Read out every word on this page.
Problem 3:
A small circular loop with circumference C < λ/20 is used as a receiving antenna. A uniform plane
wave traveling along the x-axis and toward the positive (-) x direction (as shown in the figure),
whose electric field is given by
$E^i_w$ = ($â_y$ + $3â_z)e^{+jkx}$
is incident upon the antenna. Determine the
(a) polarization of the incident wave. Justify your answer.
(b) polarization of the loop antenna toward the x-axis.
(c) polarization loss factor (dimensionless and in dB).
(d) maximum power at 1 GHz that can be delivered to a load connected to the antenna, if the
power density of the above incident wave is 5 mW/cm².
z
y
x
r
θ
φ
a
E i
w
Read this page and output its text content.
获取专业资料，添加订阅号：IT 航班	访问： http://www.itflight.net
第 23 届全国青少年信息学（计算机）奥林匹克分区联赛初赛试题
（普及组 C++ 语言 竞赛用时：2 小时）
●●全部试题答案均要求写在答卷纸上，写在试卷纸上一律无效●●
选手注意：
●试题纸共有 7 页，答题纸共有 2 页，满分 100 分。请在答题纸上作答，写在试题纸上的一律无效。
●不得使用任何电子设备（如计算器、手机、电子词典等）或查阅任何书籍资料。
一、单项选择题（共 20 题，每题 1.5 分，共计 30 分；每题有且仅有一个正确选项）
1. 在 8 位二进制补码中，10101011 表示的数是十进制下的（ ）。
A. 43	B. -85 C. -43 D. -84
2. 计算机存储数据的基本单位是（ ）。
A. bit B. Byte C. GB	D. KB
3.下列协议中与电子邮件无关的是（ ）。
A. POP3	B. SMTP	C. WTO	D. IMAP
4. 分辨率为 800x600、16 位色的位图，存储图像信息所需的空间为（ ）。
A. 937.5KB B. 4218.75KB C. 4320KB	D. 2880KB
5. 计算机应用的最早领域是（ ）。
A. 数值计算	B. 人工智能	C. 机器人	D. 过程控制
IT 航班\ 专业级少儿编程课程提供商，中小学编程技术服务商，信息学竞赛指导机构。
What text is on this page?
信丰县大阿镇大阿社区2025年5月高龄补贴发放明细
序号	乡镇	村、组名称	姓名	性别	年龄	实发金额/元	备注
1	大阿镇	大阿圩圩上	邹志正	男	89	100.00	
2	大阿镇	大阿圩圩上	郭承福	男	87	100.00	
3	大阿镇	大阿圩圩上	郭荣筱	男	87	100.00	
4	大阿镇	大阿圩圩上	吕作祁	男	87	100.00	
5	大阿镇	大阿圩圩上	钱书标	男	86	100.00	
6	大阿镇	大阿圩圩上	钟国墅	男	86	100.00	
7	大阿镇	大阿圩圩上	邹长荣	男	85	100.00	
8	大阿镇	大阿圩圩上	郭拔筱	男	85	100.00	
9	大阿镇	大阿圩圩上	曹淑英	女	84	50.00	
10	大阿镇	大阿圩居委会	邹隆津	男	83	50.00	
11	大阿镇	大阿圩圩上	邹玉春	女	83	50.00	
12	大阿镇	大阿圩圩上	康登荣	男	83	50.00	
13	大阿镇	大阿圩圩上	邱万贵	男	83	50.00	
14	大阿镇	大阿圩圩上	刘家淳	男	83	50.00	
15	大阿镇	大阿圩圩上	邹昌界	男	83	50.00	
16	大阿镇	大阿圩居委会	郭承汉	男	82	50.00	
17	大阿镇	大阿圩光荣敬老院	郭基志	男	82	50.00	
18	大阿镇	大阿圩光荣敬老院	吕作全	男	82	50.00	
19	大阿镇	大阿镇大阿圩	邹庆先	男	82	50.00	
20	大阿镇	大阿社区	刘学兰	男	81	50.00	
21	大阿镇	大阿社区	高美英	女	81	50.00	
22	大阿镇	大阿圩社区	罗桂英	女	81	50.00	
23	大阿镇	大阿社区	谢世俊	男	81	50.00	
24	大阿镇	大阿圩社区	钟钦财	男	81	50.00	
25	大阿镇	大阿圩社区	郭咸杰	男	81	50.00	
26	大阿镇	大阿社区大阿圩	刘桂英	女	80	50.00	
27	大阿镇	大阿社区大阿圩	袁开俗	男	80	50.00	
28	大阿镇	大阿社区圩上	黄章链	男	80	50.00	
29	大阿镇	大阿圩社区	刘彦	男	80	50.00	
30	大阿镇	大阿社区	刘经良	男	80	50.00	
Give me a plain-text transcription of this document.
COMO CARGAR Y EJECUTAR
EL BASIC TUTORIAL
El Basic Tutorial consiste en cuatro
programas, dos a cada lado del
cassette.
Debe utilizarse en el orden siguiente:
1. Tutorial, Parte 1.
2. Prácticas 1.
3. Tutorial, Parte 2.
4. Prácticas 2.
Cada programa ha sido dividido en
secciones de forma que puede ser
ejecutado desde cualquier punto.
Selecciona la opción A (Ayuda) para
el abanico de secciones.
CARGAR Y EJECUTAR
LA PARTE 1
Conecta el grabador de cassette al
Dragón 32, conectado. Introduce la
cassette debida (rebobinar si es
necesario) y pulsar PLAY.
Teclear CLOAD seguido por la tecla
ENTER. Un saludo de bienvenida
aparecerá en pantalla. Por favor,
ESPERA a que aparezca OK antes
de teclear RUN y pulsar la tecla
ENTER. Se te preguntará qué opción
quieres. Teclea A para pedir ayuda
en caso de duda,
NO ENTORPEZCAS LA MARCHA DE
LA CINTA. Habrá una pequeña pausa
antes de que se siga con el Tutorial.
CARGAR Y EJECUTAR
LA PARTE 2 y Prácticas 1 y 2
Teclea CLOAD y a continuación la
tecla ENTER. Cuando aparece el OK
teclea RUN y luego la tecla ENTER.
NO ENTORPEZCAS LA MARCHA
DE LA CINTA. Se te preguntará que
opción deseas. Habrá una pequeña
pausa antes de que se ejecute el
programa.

********************

◆ EXERCISE TASK ◆
Return nothing except the number of lines that include the string "secciones".

◆ TASK OUTPUT ◆
2